>> begin Material shown

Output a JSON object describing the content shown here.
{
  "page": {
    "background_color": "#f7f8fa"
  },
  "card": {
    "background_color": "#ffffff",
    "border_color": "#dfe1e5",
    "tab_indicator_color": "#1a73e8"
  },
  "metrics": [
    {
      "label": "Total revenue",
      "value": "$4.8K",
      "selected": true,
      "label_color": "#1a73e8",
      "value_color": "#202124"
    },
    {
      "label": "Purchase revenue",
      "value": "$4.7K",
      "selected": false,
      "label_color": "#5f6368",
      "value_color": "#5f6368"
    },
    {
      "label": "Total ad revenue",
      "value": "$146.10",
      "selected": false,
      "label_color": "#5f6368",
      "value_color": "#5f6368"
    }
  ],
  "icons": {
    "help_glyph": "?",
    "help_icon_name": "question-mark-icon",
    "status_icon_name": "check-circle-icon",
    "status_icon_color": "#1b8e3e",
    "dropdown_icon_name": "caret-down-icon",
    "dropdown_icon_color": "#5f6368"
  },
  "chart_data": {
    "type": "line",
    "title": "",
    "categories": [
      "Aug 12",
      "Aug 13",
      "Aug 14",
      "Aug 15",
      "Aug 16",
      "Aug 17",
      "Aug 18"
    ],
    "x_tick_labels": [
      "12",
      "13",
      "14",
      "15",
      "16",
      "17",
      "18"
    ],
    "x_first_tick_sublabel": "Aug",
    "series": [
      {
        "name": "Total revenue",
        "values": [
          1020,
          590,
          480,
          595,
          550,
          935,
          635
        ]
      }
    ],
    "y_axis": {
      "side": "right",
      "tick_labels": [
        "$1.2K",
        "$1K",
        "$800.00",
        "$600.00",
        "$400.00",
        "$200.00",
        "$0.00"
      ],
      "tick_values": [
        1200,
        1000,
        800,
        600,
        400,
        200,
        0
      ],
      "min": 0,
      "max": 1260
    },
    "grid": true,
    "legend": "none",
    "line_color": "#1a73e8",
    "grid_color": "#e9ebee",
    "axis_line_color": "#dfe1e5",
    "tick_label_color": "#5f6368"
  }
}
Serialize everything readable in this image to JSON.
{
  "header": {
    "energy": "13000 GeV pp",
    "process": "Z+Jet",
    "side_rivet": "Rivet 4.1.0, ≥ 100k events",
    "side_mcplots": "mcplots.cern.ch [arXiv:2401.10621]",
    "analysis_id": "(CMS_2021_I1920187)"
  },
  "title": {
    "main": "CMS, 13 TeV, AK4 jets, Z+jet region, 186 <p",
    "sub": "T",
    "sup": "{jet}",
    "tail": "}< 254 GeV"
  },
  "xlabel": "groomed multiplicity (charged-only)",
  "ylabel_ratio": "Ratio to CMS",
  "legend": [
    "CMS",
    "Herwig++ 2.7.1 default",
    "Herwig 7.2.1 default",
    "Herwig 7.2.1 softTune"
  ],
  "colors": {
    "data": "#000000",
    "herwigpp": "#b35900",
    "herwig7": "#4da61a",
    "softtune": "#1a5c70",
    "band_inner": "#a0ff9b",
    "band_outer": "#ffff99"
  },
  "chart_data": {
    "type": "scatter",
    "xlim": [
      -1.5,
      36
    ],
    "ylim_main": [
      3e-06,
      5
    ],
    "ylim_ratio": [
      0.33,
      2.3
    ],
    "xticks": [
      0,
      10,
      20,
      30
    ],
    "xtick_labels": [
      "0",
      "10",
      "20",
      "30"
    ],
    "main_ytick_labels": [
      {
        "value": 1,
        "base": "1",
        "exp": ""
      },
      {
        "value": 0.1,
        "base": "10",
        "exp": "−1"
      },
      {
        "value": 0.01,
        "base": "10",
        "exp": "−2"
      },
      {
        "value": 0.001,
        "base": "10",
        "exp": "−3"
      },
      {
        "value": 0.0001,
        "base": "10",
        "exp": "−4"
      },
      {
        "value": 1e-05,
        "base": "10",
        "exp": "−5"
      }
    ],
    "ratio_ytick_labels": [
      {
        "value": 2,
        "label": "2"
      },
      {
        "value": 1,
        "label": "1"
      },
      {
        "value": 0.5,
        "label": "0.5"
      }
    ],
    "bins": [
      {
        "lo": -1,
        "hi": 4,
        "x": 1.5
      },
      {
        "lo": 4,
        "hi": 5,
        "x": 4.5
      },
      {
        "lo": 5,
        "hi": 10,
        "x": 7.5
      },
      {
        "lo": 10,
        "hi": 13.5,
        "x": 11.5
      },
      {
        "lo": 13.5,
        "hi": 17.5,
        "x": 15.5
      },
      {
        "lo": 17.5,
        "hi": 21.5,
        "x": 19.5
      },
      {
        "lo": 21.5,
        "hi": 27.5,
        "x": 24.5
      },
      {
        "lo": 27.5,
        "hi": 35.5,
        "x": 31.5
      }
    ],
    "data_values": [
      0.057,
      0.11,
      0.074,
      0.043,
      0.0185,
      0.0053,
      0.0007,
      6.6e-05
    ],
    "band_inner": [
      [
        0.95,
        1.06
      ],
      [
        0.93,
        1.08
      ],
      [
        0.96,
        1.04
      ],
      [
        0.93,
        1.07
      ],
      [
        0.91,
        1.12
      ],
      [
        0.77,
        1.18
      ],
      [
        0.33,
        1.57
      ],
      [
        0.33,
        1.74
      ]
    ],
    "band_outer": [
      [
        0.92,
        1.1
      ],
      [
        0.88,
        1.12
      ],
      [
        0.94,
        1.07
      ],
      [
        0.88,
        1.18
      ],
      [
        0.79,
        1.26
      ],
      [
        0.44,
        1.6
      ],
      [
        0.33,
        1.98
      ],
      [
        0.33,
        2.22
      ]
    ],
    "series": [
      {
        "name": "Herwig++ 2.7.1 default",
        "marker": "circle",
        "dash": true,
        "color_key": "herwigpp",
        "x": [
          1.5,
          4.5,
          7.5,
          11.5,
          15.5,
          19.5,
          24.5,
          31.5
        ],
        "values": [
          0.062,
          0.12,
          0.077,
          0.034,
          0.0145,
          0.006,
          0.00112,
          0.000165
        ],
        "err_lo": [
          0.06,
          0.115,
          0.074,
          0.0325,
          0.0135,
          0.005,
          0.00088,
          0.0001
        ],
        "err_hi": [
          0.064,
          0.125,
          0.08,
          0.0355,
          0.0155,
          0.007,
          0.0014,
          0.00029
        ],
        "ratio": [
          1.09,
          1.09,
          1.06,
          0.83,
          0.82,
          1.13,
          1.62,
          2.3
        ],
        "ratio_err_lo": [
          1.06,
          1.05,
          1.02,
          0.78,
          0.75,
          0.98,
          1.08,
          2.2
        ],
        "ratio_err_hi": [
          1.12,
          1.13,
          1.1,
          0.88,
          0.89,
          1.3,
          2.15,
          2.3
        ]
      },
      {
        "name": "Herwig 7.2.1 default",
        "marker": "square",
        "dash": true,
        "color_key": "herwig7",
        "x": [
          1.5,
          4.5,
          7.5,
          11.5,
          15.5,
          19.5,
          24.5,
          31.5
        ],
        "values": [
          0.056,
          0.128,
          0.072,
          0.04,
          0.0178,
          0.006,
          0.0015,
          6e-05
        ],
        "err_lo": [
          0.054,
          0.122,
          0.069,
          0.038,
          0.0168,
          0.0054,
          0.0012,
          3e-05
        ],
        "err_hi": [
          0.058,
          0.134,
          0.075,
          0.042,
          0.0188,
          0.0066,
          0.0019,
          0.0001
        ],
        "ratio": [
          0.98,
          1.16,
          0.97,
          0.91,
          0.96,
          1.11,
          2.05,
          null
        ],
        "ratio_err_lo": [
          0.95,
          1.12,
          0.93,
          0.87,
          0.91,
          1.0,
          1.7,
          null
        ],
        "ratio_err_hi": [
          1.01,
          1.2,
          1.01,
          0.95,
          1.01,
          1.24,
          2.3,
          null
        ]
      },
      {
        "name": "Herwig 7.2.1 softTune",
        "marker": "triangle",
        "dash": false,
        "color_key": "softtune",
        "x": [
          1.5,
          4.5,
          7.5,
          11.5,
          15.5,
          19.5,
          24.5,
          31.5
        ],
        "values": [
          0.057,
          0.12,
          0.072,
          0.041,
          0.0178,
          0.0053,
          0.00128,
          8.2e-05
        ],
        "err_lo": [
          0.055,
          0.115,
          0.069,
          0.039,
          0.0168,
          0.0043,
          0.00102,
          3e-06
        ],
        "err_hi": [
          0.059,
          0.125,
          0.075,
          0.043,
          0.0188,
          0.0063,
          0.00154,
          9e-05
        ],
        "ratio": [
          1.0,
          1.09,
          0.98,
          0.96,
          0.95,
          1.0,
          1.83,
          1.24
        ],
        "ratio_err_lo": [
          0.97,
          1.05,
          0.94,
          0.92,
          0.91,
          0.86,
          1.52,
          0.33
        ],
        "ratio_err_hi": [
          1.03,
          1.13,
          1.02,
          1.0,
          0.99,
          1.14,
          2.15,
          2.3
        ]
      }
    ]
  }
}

>> end Material shown

The exercise — What is the number of lines above that contain the string "revenue"? Answer with the number alone.

Result of this exercise — 4